Work to do:
Take every line where the string "icon" appears and copy it.

— START Input records —

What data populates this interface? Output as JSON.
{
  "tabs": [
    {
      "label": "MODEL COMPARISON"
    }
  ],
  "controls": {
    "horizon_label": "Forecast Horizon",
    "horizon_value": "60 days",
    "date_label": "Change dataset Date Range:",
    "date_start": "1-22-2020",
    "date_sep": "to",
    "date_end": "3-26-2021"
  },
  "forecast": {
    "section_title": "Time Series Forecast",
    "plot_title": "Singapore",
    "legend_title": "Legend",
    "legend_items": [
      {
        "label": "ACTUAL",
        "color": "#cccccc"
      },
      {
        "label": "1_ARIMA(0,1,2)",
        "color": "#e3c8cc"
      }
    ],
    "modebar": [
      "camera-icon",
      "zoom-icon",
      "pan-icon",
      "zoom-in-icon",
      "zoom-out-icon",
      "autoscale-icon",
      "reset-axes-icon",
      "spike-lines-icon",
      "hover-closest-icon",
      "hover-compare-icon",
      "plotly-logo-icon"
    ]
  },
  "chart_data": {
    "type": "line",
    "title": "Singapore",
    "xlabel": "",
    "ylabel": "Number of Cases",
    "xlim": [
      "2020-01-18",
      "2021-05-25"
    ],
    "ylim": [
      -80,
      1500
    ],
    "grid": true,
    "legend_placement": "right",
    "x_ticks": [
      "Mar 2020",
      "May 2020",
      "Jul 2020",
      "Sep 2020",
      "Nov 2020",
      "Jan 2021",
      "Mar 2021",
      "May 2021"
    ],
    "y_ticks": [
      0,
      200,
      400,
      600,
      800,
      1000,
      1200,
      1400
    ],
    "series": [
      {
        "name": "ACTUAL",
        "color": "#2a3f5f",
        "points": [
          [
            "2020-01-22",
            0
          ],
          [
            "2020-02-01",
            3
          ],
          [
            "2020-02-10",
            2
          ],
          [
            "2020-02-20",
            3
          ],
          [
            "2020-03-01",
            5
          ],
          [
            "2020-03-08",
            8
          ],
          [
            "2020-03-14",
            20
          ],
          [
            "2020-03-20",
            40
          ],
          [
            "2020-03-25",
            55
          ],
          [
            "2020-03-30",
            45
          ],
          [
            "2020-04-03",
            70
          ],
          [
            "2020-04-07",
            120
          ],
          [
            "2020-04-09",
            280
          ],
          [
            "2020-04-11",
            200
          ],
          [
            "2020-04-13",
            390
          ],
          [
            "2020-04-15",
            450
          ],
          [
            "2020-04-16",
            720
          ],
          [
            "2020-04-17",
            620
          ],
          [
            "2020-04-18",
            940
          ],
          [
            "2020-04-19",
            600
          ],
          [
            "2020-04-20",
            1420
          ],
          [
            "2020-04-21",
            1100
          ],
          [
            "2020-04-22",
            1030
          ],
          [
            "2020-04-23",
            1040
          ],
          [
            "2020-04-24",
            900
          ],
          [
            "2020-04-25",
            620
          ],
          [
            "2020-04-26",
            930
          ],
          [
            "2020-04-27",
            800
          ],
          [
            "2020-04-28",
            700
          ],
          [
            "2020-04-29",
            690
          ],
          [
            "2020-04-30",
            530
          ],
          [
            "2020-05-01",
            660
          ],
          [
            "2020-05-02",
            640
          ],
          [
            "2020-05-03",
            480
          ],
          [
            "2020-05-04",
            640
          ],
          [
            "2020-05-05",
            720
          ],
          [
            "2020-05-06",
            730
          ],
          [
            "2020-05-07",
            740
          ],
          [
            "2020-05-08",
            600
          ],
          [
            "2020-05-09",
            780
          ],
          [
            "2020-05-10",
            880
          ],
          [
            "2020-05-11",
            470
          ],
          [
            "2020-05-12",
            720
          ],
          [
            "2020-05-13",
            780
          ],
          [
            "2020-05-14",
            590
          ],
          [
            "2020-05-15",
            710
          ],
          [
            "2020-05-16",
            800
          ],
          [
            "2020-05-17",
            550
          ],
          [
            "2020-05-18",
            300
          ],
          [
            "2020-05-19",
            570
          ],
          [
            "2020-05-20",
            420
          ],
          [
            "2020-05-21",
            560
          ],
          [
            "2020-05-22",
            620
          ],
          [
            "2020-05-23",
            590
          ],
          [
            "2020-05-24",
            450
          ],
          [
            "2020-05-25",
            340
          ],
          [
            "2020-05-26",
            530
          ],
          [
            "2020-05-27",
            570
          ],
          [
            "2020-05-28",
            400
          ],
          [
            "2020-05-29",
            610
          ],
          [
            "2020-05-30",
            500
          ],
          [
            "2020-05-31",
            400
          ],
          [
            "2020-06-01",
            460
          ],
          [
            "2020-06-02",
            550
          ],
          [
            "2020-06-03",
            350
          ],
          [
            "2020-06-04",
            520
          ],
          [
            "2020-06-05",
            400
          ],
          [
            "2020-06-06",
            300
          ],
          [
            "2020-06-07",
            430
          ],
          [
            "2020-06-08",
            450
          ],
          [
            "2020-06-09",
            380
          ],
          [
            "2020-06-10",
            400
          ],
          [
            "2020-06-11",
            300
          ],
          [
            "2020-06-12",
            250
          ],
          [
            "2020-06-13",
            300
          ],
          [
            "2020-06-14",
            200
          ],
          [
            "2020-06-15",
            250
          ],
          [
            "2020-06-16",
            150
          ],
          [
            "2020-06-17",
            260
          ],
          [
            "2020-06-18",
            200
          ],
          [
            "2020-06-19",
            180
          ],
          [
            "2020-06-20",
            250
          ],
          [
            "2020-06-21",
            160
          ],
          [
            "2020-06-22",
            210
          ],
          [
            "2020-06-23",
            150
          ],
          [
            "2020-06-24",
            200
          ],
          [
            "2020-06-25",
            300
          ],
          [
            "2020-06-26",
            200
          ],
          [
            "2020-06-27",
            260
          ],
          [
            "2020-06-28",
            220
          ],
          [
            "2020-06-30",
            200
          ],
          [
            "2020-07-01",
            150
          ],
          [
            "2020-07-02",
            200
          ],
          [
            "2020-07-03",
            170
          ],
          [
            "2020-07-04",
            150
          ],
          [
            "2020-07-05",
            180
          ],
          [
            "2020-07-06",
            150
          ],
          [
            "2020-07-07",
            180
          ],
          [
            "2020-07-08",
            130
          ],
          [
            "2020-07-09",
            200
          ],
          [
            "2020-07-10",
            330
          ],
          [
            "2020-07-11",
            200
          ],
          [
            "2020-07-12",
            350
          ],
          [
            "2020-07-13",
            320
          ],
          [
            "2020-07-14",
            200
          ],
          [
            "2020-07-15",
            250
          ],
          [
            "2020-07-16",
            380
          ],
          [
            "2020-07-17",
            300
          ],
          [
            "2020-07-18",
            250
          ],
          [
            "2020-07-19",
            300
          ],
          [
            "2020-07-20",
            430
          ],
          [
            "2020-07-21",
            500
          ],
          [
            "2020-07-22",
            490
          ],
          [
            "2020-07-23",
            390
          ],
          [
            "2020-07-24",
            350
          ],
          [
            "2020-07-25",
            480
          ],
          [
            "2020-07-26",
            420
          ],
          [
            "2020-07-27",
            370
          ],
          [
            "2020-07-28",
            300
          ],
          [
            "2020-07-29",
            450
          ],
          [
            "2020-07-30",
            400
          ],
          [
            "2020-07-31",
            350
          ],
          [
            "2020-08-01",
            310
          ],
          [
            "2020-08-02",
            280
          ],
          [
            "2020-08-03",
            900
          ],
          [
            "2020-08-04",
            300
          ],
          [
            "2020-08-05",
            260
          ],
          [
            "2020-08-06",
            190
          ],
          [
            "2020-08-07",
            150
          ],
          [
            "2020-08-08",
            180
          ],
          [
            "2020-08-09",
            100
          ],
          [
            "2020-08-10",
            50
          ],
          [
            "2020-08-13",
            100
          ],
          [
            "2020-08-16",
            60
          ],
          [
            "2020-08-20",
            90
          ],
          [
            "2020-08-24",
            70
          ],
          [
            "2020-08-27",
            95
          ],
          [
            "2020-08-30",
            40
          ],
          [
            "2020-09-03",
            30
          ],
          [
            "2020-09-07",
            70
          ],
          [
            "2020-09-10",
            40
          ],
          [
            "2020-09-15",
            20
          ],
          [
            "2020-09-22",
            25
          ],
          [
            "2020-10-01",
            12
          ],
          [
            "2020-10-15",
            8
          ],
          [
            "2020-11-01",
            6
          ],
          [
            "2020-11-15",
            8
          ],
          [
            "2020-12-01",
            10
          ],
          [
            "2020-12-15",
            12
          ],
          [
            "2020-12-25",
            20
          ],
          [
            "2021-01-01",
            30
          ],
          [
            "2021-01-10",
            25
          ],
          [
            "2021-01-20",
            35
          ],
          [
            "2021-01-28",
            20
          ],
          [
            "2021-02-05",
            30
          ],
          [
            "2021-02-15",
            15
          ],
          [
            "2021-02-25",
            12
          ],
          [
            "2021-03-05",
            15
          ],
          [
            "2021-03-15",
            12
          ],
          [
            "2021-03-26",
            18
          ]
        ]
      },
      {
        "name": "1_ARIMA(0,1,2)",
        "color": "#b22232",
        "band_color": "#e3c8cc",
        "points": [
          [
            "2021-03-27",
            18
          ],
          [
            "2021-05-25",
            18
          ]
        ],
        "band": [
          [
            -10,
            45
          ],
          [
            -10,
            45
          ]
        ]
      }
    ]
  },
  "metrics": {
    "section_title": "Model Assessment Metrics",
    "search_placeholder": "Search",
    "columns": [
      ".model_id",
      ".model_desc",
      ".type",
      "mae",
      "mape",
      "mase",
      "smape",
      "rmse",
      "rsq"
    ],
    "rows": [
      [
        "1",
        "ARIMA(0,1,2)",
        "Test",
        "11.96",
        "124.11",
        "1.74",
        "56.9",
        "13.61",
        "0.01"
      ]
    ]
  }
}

— END Input records —

Expected answer:
      "camera-icon",
      "zoom-icon",
      "pan-icon",
      "zoom-in-icon",
      "zoom-out-icon",
      "autoscale-icon",
      "reset-axes-icon",
      "spike-lines-icon",
      "hover-closest-icon",
      "hover-compare-icon",
      "plotly-logo-icon"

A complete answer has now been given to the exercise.